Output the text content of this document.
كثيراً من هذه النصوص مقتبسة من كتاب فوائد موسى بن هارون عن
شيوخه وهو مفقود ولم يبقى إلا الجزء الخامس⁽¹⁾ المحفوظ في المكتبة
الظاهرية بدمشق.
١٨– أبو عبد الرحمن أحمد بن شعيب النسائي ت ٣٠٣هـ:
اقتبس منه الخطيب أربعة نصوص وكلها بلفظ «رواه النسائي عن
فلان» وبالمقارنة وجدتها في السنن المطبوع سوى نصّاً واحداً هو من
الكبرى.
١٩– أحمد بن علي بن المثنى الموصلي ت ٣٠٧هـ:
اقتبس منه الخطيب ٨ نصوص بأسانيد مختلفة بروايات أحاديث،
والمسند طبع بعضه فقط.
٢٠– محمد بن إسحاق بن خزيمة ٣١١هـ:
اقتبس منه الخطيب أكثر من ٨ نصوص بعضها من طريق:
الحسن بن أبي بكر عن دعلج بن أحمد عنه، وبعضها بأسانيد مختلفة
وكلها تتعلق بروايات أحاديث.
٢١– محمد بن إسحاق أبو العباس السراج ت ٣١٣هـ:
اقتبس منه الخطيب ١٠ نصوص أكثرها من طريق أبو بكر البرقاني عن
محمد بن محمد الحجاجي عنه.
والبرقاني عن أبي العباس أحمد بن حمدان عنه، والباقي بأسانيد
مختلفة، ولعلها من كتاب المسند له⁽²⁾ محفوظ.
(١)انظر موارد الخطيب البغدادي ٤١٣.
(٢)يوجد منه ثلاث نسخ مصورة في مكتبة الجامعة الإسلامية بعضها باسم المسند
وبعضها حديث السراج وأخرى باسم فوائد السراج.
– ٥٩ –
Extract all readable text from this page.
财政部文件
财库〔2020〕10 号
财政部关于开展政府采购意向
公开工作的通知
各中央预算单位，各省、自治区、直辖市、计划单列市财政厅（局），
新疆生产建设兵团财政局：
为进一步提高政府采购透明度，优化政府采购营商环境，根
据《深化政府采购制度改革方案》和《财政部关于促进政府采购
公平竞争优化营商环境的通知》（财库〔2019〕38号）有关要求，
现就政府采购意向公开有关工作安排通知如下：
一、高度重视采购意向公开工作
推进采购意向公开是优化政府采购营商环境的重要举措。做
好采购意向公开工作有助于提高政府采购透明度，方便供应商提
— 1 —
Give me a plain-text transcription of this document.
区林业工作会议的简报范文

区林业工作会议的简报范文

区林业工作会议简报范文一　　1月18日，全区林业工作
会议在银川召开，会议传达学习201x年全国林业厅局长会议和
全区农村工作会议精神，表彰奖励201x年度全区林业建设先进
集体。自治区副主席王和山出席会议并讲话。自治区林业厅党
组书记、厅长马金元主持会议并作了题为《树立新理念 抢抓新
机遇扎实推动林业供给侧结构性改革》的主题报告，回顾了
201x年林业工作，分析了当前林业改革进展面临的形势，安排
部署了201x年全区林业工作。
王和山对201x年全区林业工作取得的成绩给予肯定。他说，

### [GOAL]
All of the data above should be transcribed exactly.

### [EXERCISE ANSWER]
Output the text content of this document.
كثيراً من هذه النصوص مقتبسة من كتاب فوائد موسى بن هارون عن
شيوخه وهو مفقود ولم يبقى إلا الجزء الخامس⁽¹⁾ المحفوظ في المكتبة
الظاهرية بدمشق.
١٨– أبو عبد الرحمن أحمد بن شعيب النسائي ت ٣٠٣هـ:
اقتبس منه الخطيب أربعة نصوص وكلها بلفظ «رواه النسائي عن
فلان» وبالمقارنة وجدتها في السنن المطبوع سوى نصّاً واحداً هو من
الكبرى.
١٩– أحمد بن علي بن المثنى الموصلي ت ٣٠٧هـ:
اقتبس منه الخطيب ٨ نصوص بأسانيد مختلفة بروايات أحاديث،
والمسند طبع بعضه فقط.
٢٠– محمد بن إسحاق بن خزيمة ٣١١هـ:
اقتبس منه الخطيب أكثر من ٨ نصوص بعضها من طريق:
الحسن بن أبي بكر عن دعلج بن أحمد عنه، وبعضها بأسانيد مختلفة
وكلها تتعلق بروايات أحاديث.
٢١– محمد بن إسحاق أبو العباس السراج ت ٣١٣هـ:
اقتبس منه الخطيب ١٠ نصوص أكثرها من طريق أبو بكر البرقاني عن
محمد بن محمد الحجاجي عنه.
والبرقاني عن أبي العباس أحمد بن حمدان عنه، والباقي بأسانيد
مختلفة، ولعلها من كتاب المسند له⁽²⁾ محفوظ.
(١)انظر موارد الخطيب البغدادي ٤١٣.
(٢)يوجد منه ثلاث نسخ مصورة في مكتبة الجامعة الإسلامية بعضها باسم المسند
وبعضها حديث السراج وأخرى باسم فوائد السراج.
– ٥٩ –
Extract all readable text from this page.
财政部文件
财库〔2020〕10 号
财政部关于开展政府采购意向
公开工作的通知
各中央预算单位，各省、自治区、直辖市、计划单列市财政厅（局），
新疆生产建设兵团财政局：
为进一步提高政府采购透明度，优化政府采购营商环境，根
据《深化政府采购制度改革方案》和《财政部关于促进政府采购
公平竞争优化营商环境的通知》（财库〔2019〕38号）有关要求，
现就政府采购意向公开有关工作安排通知如下：
一、高度重视采购意向公开工作
推进采购意向公开是优化政府采购营商环境的重要举措。做
好采购意向公开工作有助于提高政府采购透明度，方便供应商提
— 1 —
Give me a plain-text transcription of this document.
区林业工作会议的简报范文

区林业工作会议的简报范文

区林业工作会议简报范文一　　1月18日，全区林业工作
会议在银川召开，会议传达学习201x年全国林业厅局长会议和
全区农村工作会议精神，表彰奖励201x年度全区林业建设先进
集体。自治区副主席王和山出席会议并讲话。自治区林业厅党
组书记、厅长马金元主持会议并作了题为《树立新理念 抢抓新
机遇扎实推动林业供给侧结构性改革》的主题报告，回顾了
201x年林业工作，分析了当前林业改革进展面临的形势，安排
部署了201x年全区林业工作。
王和山对201x年全区林业工作取得的成绩给予肯定。他说，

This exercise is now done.